▸ **Job**
All the data below goes into the copy word for word, but the pictures don't.
______________________________
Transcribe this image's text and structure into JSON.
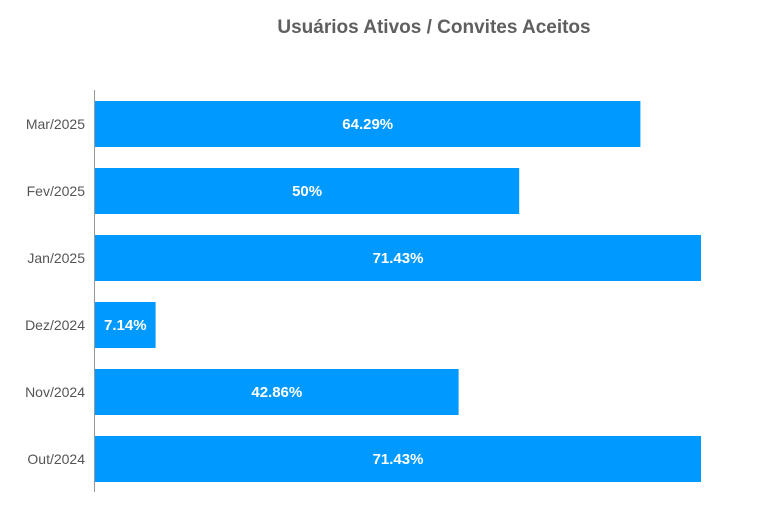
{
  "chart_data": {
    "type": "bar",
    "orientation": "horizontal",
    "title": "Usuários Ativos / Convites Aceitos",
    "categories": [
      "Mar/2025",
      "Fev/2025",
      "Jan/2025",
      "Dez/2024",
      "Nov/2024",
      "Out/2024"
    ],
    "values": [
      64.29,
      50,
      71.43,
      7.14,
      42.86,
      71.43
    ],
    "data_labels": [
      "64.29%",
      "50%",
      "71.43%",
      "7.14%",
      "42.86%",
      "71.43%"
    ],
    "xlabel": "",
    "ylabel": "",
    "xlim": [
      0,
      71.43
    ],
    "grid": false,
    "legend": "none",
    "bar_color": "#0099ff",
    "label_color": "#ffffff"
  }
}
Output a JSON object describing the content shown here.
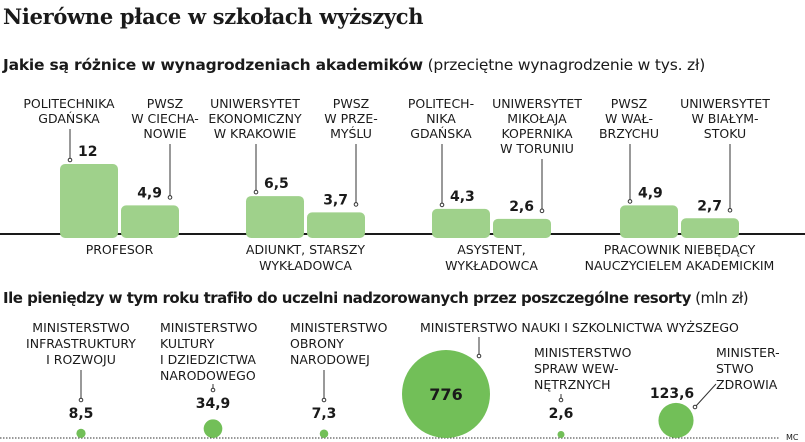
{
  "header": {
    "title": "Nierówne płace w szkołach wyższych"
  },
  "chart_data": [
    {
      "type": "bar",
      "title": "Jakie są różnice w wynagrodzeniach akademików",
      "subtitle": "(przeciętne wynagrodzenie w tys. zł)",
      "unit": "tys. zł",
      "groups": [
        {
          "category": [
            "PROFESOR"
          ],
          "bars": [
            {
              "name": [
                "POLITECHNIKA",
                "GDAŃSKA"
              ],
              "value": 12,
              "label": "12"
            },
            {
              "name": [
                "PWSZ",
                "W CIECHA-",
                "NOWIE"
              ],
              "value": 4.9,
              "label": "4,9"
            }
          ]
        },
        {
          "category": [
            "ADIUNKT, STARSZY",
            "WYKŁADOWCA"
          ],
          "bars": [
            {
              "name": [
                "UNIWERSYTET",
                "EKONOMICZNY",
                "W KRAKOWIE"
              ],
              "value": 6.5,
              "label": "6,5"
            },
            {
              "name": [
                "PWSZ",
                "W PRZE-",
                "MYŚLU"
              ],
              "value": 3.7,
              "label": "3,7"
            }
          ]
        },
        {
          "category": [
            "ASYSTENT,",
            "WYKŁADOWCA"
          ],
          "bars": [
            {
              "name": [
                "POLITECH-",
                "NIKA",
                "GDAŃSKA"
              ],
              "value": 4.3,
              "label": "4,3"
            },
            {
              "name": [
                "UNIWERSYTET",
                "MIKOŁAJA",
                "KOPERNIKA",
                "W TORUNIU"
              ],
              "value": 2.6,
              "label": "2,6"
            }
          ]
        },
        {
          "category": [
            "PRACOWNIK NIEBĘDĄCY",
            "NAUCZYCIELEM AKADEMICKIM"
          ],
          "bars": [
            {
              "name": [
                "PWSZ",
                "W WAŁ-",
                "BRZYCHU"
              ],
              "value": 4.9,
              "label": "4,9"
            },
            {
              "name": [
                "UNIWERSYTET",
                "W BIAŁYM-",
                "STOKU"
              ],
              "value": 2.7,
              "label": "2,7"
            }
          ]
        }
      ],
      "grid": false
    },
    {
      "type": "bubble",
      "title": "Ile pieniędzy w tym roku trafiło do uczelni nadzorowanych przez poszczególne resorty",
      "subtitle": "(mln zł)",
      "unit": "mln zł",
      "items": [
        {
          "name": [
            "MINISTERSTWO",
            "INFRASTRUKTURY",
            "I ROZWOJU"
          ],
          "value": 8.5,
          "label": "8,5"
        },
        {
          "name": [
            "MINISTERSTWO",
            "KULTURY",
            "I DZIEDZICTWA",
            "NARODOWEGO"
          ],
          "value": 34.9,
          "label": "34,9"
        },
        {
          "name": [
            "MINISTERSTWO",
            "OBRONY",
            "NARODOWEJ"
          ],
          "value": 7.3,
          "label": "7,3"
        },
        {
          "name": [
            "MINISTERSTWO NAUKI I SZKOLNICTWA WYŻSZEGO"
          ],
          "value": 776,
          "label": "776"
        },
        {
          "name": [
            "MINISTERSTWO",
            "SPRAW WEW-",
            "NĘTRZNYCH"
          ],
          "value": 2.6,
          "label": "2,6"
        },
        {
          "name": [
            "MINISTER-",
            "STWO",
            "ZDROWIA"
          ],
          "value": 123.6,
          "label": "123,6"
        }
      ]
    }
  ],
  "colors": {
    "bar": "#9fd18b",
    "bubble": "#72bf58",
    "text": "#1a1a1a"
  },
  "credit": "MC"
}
______________________________
▸ **Answer to the problem**
Transcribe this image's text and structure into JSON.
{
  "chart_data": {
    "type": "bar",
    "orientation": "horizontal",
    "title": "Usuários Ativos / Convites Aceitos",
    "categories": [
      "Mar/2025",
      "Fev/2025",
      "Jan/2025",
      "Dez/2024",
      "Nov/2024",
      "Out/2024"
    ],
    "values": [
      64.29,
      50,
      71.43,
      7.14,
      42.86,
      71.43
    ],
    "data_labels": [
      "64.29%",
      "50%",
      "71.43%",
      "7.14%",
      "42.86%",
      "71.43%"
    ],
    "xlabel": "",
    "ylabel": "",
    "xlim": [
      0,
      71.43
    ],
    "grid": false,
    "legend": "none",
    "bar_color": "#0099ff",
    "label_color": "#ffffff"
  }
}
Output a JSON object describing the content shown here.
{
  "header": {
    "title": "Nierówne płace w szkołach wyższych"
  },
  "chart_data": [
    {
      "type": "bar",
      "title": "Jakie są różnice w wynagrodzeniach akademików",
      "subtitle": "(przeciętne wynagrodzenie w tys. zł)",
      "unit": "tys. zł",
      "groups": [
        {
          "category": [
            "PROFESOR"
          ],
          "bars": [
            {
              "name": [
                "POLITECHNIKA",
                "GDAŃSKA"
              ],
              "value": 12,
              "label": "12"
            },
            {
              "name": [
                "PWSZ",
                "W CIECHA-",
                "NOWIE"
              ],
              "value": 4.9,
              "label": "4,9"
            }
          ]
        },
        {
          "category": [
            "ADIUNKT, STARSZY",
            "WYKŁADOWCA"
          ],
          "bars": [
            {
              "name": [
                "UNIWERSYTET",
                "EKONOMICZNY",
                "W KRAKOWIE"
              ],
              "value": 6.5,
              "label": "6,5"
            },
            {
              "name": [
                "PWSZ",
                "W PRZE-",
                "MYŚLU"
              ],
              "value": 3.7,
              "label": "3,7"
            }
          ]
        },
        {
          "category": [
            "ASYSTENT,",
            "WYKŁADOWCA"
          ],
          "bars": [
            {
              "name": [
                "POLITECH-",
                "NIKA",
                "GDAŃSKA"
              ],
              "value": 4.3,
              "label": "4,3"
            },
            {
              "name": [
                "UNIWERSYTET",
                "MIKOŁAJA",
                "KOPERNIKA",
                "W TORUNIU"
              ],
              "value": 2.6,
              "label": "2,6"
            }
          ]
        },
        {
          "category": [
            "PRACOWNIK NIEBĘDĄCY",
            "NAUCZYCIELEM AKADEMICKIM"
          ],
          "bars": [
            {
              "name": [
                "PWSZ",
                "W WAŁ-",
                "BRZYCHU"
              ],
              "value": 4.9,
              "label": "4,9"
            },
            {
              "name": [
                "UNIWERSYTET",
                "W BIAŁYM-",
                "STOKU"
              ],
              "value": 2.7,
              "label": "2,7"
            }
          ]
        }
      ],
      "grid": false
    },
    {
      "type": "bubble",
      "title": "Ile pieniędzy w tym roku trafiło do uczelni nadzorowanych przez poszczególne resorty",
      "subtitle": "(mln zł)",
      "unit": "mln zł",
      "items": [
        {
          "name": [
            "MINISTERSTWO",
            "INFRASTRUKTURY",
            "I ROZWOJU"
          ],
          "value": 8.5,
          "label": "8,5"
        },
        {
          "name": [
            "MINISTERSTWO",
            "KULTURY",
            "I DZIEDZICTWA",
            "NARODOWEGO"
          ],
          "value": 34.9,
          "label": "34,9"
        },
        {
          "name": [
            "MINISTERSTWO",
            "OBRONY",
            "NARODOWEJ"
          ],
          "value": 7.3,
          "label": "7,3"
        },
        {
          "name": [
            "MINISTERSTWO NAUKI I SZKOLNICTWA WYŻSZEGO"
          ],
          "value": 776,
          "label": "776"
        },
        {
          "name": [
            "MINISTERSTWO",
            "SPRAW WEW-",
            "NĘTRZNYCH"
          ],
          "value": 2.6,
          "label": "2,6"
        },
        {
          "name": [
            "MINISTER-",
            "STWO",
            "ZDROWIA"
          ],
          "value": 123.6,
          "label": "123,6"
        }
      ]
    }
  ],
  "colors": {
    "bar": "#9fd18b",
    "bubble": "#72bf58",
    "text": "#1a1a1a"
  },
  "credit": "MC"
}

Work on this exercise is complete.